Selain itu, Abu Ubaidah bin Al-Jarrah merupakan tokoh kunci saat pasukan Islam mengkondusifkan wilayah Awashim. Sebutan untuk daerah yang berbatasan dengan Romawi di Syam, semisal Antioch dan sekitarnya. Saat itu Abu Ubaidah telah mencapai Tharsus, kota kuno yang telah berusia ribuan tahun di Asia Kecil.
Tatkala telah mencari informasi, Abu Ubaidah akhirnya mengetahui Tharsus merupakan tempat tersebarnya benteng dan gudang-gudang senjata Romawi Byzantium. Saat wilayah ini telah menjadi bagian dari peradaban Islam, hingga di masa Kekhalifahan Abbasiyah, benteng-benteng dan gudang tersebut menjadi gudang senjata milik kaum Muslimin. Letaknya yang strategis membuat Tharsus menjadi tempat menyuplai senjata jika kaum Muslimin berjihad melawan Romawi, Cyprus, ke negeri Syam pun letaknya relatif dekat. Apalagi Tharsus dekat dengan laut teluk Anatolia dan Mediterania.

#### Bahan yang Diberikan:

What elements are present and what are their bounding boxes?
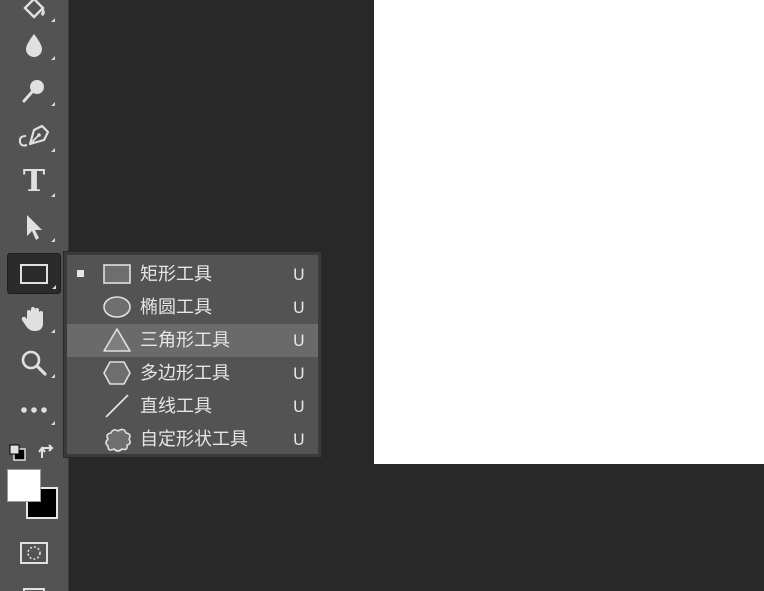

#### Tugas Tertulis:
a – Salin bagian dari kutipan tentang Tharsus, mulai dari "Tatkala telah mencari" hingga "Anatolia dan Mediterania.".
b – Terjemahkan kalimat berikut dari kutipan tentang Tharsus ke dalam bahasa Inggris: "Saat itu Abu Ubaidah telah mencapai Tharsus, kota kuno yang telah berusia ribuan tahun di Asia Kecil."
c – Menurut kutipan tentang Tharsus, tempat apa saja yang letaknya dekat dengan Tharsus? Sebutkan semuanya.
Baris-baris tersebut tidak diperlukan.

#### Hasil Latihan:
a –
Tatkala telah mencari informasi, Abu Ubaidah akhirnya mengetahui Tharsus merupakan tempat tersebarnya benteng dan gudang-gudang senjata Romawi Byzantium. Saat wilayah ini telah menjadi bagian dari peradaban Islam, hingga di masa Kekhalifahan Abbasiyah, benteng-benteng dan gudang tersebut menjadi gudang senjata milik kaum Muslimin. Letaknya yang strategis membuat Tharsus menjadi tempat menyuplai senjata jika kaum Muslimin berjihad melawan Romawi, Cyprus, ke negeri Syam pun letaknya relatif dekat. Apalagi Tharsus dekat dengan laut teluk Anatolia dan Mediterania.

b – At that time Abu Ubaidah had reached Tharsus, an ancient city thousands of years old in Asia Minor.

c – Negeri Syam, laut teluk Anatolia, dan Mediterania.